• Problem statement: Your task is to give the listing below back word for word, pictures excluded.

• Extracts from a graphics dataset:
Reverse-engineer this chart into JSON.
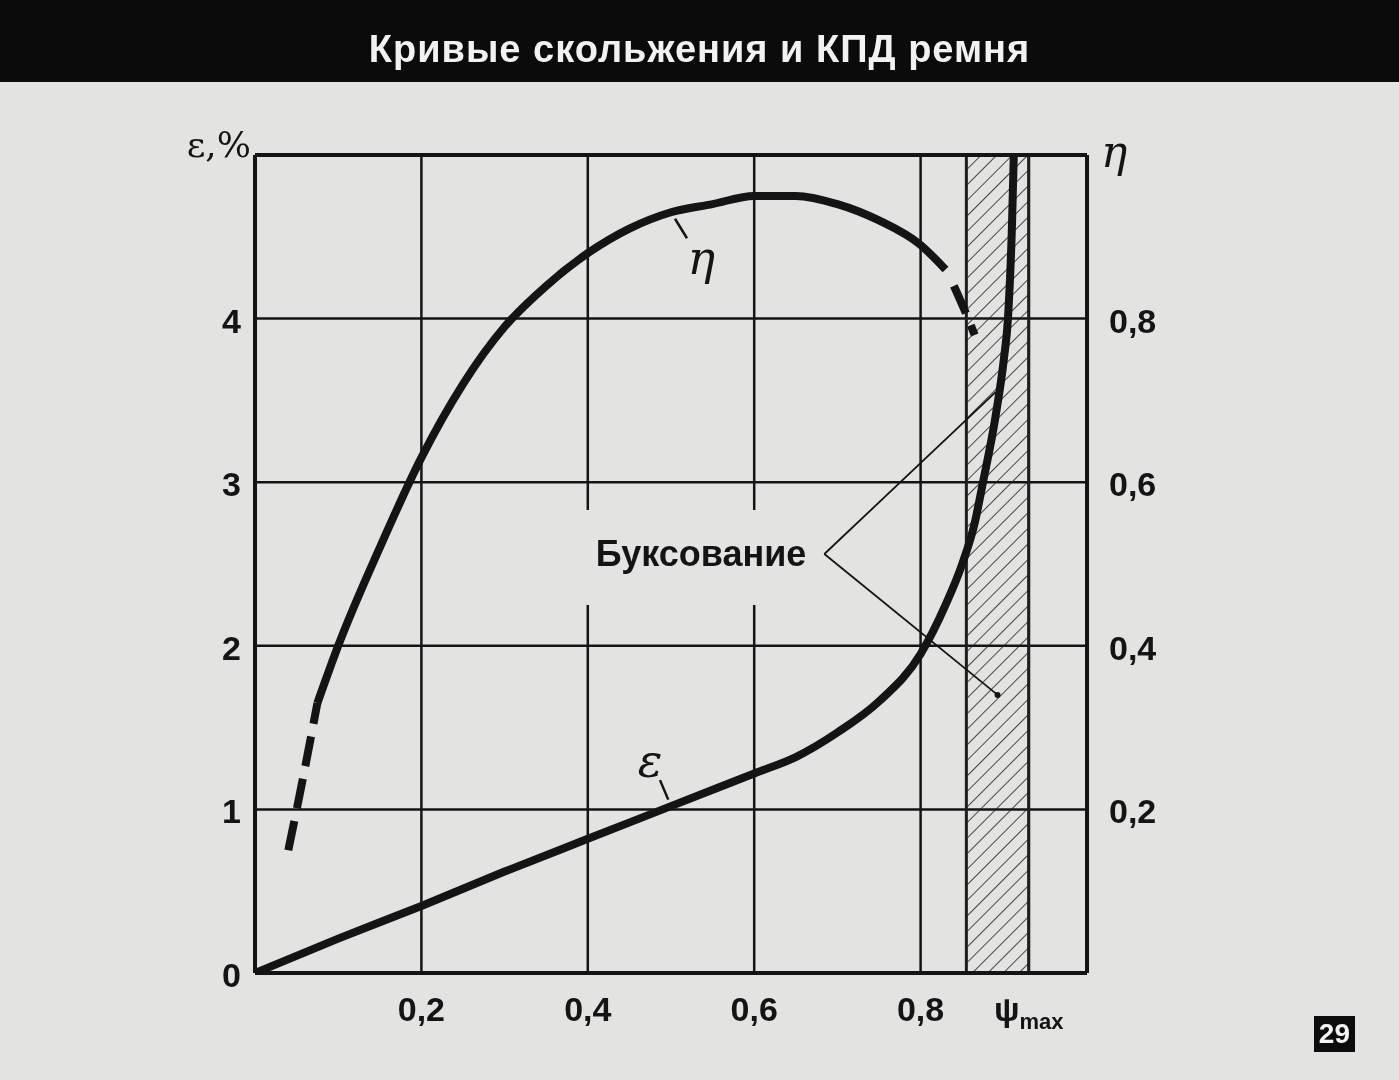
{
  "chart_data": {
    "type": "line",
    "title": "Кривые скольжения и КПД ремня",
    "ylabel": "ε,%",
    "y2label": "η",
    "xlim": [
      0,
      1
    ],
    "xticks": [
      {
        "value": 0.2,
        "label": "0,2"
      },
      {
        "value": 0.4,
        "label": "0,4"
      },
      {
        "value": 0.6,
        "label": "0,6"
      },
      {
        "value": 0.8,
        "label": "0,8"
      },
      {
        "value": 0.93,
        "label": "ψ$_{max}$"
      }
    ],
    "ylim": [
      0,
      5
    ],
    "yticks": [
      0,
      1,
      2,
      3,
      4
    ],
    "y2lim": [
      0,
      1
    ],
    "y2ticks": [
      {
        "value": 0.2,
        "label": "0,2"
      },
      {
        "value": 0.4,
        "label": "0,4"
      },
      {
        "value": 0.6,
        "label": "0,6"
      },
      {
        "value": 0.8,
        "label": "0,8"
      }
    ],
    "grid": true,
    "series": [
      {
        "name": "ε",
        "color": "#141414",
        "line_style": "solid",
        "x": [
          0,
          0.1,
          0.2,
          0.3,
          0.4,
          0.5,
          0.6,
          0.65,
          0.7,
          0.75,
          0.8,
          0.83,
          0.85,
          0.865,
          0.875,
          0.89,
          0.9,
          0.905,
          0.91,
          0.912
        ],
        "values": [
          0,
          0.21,
          0.41,
          0.62,
          0.82,
          1.02,
          1.22,
          1.32,
          1.47,
          1.66,
          1.95,
          2.25,
          2.5,
          2.75,
          3.0,
          3.4,
          3.75,
          4.0,
          4.6,
          5.0
        ]
      },
      {
        "name": "η",
        "axis": "y2",
        "color": "#141414",
        "line_style": "solid",
        "x": [
          0.075,
          0.1,
          0.15,
          0.2,
          0.25,
          0.3,
          0.35,
          0.4,
          0.45,
          0.5,
          0.55,
          0.6,
          0.65,
          0.7,
          0.75,
          0.8,
          0.83
        ],
        "values": [
          0.33,
          0.4,
          0.52,
          0.63,
          0.72,
          0.79,
          0.84,
          0.88,
          0.91,
          0.93,
          0.94,
          0.95,
          0.95,
          0.94,
          0.92,
          0.89,
          0.86
        ]
      },
      {
        "axis": "y2",
        "color": "#141414",
        "line_style": "dashed",
        "x": [
          0.04,
          0.058,
          0.075
        ],
        "values": [
          0.15,
          0.24,
          0.33
        ]
      },
      {
        "axis": "y2",
        "color": "#141414",
        "line_style": "dashed",
        "x": [
          0.84,
          0.853,
          0.865
        ],
        "values": [
          0.84,
          0.81,
          0.78
        ]
      }
    ],
    "bands": [
      {
        "axis": "x",
        "from": 0.855,
        "to": 0.93,
        "label": "Буксование",
        "color": "#1e1e1e"
      }
    ],
    "annotations": [
      "29"
    ]
  }
}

• Exercise response:
Reverse-engineer this chart into JSON.
{
  "chart_data": {
    "type": "line",
    "title": "Кривые скольжения и КПД ремня",
    "ylabel": "ε,%",
    "y2label": "η",
    "xlim": [
      0,
      1
    ],
    "xticks": [
      {
        "value": 0.2,
        "label": "0,2"
      },
      {
        "value": 0.4,
        "label": "0,4"
      },
      {
        "value": 0.6,
        "label": "0,6"
      },
      {
        "value": 0.8,
        "label": "0,8"
      },
      {
        "value": 0.93,
        "label": "ψ$_{max}$"
      }
    ],
    "ylim": [
      0,
      5
    ],
    "yticks": [
      0,
      1,
      2,
      3,
      4
    ],
    "y2lim": [
      0,
      1
    ],
    "y2ticks": [
      {
        "value": 0.2,
        "label": "0,2"
      },
      {
        "value": 0.4,
        "label": "0,4"
      },
      {
        "value": 0.6,
        "label": "0,6"
      },
      {
        "value": 0.8,
        "label": "0,8"
      }
    ],
    "grid": true,
    "series": [
      {
        "name": "ε",
        "color": "#141414",
        "line_style": "solid",
        "x": [
          0,
          0.1,
          0.2,
          0.3,
          0.4,
          0.5,
          0.6,
          0.65,
          0.7,
          0.75,
          0.8,
          0.83,
          0.85,
          0.865,
          0.875,
          0.89,
          0.9,
          0.905,
          0.91,
          0.912
        ],
        "values": [
          0,
          0.21,
          0.41,
          0.62,
          0.82,
          1.02,
          1.22,
          1.32,
          1.47,
          1.66,
          1.95,
          2.25,
          2.5,
          2.75,
          3.0,
          3.4,
          3.75,
          4.0,
          4.6,
          5.0
        ]
      },
      {
        "name": "η",
        "axis": "y2",
        "color": "#141414",
        "line_style": "solid",
        "x": [
          0.075,
          0.1,
          0.15,
          0.2,
          0.25,
          0.3,
          0.35,
          0.4,
          0.45,
          0.5,
          0.55,
          0.6,
          0.65,
          0.7,
          0.75,
          0.8,
          0.83
        ],
        "values": [
          0.33,
          0.4,
          0.52,
          0.63,
          0.72,
          0.79,
          0.84,
          0.88,
          0.91,
          0.93,
          0.94,
          0.95,
          0.95,
          0.94,
          0.92,
          0.89,
          0.86
        ]
      },
      {
        "axis": "y2",
        "color": "#141414",
        "line_style": "dashed",
        "x": [
          0.04,
          0.058,
          0.075
        ],
        "values": [
          0.15,
          0.24,
          0.33
        ]
      },
      {
        "axis": "y2",
        "color": "#141414",
        "line_style": "dashed",
        "x": [
          0.84,
          0.853,
          0.865
        ],
        "values": [
          0.84,
          0.81,
          0.78
        ]
      }
    ],
    "bands": [
      {
        "axis": "x",
        "from": 0.855,
        "to": 0.93,
        "label": "Буксование",
        "color": "#1e1e1e"
      }
    ],
    "annotations": [
      "29"
    ]
  }
}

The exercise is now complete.